- **Work to complete**:
Pick out every line of the items below that contains the word "labels".

- **Rows**:

- - - - -

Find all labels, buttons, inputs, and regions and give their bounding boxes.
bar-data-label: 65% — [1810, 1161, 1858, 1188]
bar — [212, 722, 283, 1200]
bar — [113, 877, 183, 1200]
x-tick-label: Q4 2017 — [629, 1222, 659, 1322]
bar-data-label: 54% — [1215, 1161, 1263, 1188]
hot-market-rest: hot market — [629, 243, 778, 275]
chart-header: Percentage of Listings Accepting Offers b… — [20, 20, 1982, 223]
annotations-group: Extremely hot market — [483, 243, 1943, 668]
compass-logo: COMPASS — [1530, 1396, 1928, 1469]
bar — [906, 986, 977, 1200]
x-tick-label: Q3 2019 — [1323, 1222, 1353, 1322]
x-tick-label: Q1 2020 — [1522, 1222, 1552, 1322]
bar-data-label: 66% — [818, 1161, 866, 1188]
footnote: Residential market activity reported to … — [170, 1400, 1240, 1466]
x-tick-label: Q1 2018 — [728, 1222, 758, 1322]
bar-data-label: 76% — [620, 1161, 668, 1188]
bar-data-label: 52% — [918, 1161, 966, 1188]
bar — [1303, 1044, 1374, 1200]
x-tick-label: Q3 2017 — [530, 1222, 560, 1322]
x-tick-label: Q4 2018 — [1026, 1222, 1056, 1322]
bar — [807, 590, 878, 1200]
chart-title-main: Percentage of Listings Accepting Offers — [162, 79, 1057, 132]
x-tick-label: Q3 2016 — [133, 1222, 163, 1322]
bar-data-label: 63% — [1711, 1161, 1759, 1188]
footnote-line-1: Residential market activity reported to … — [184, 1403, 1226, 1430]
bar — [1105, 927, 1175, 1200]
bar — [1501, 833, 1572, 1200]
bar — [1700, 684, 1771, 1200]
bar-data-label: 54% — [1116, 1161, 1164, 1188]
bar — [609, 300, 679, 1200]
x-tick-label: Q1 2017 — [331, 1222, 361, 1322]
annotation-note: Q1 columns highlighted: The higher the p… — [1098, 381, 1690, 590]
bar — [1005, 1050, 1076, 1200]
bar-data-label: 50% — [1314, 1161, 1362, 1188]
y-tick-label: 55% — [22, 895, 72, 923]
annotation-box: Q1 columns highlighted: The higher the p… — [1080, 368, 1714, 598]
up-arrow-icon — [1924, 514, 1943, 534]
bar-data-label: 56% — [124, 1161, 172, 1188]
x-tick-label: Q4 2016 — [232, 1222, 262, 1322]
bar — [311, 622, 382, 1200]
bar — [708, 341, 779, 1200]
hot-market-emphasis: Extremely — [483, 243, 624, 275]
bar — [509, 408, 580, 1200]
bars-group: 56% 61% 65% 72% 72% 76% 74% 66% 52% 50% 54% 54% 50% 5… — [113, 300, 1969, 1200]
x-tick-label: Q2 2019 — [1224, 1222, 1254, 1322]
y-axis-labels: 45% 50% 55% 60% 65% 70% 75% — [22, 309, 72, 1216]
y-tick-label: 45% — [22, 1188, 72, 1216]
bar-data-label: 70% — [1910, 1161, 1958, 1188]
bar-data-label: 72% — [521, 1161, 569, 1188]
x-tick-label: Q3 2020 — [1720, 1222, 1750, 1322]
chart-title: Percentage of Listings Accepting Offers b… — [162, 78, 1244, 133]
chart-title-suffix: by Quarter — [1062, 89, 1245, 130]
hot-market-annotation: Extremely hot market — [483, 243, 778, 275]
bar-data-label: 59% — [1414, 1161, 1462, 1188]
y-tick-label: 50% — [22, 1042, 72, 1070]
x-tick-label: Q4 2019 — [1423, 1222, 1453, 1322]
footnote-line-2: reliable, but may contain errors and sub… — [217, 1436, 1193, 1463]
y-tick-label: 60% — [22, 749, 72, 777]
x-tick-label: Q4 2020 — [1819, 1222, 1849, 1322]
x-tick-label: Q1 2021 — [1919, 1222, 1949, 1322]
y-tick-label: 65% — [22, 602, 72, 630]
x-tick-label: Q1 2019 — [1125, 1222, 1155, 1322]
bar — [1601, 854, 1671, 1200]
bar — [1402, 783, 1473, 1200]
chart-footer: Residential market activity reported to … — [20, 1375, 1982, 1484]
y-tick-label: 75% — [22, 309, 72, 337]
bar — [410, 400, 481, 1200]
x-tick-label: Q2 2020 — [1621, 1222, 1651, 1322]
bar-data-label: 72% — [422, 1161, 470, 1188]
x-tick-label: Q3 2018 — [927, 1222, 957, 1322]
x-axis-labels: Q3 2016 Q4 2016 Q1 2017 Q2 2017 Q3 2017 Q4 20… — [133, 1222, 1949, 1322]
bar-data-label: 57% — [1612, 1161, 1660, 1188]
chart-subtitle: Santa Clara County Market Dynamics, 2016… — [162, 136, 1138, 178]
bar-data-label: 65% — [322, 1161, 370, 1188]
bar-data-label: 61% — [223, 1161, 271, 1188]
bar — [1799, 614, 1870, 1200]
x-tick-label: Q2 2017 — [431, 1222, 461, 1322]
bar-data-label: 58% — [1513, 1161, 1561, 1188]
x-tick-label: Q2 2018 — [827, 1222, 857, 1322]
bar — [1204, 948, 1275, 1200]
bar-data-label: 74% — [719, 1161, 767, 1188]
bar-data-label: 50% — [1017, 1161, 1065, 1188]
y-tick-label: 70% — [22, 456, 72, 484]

- - - - -

- **Response**:
Find all labels, buttons, inputs, and regions and give their bounding boxes.
y-axis-labels: 45% 50% 55% 60% 65% 70% 75% — [22, 309, 72, 1216]
x-axis-labels: Q3 2016 Q4 2016 Q1 2017 Q2 2017 Q3 2017 Q4 20… — [133, 1222, 1949, 1322]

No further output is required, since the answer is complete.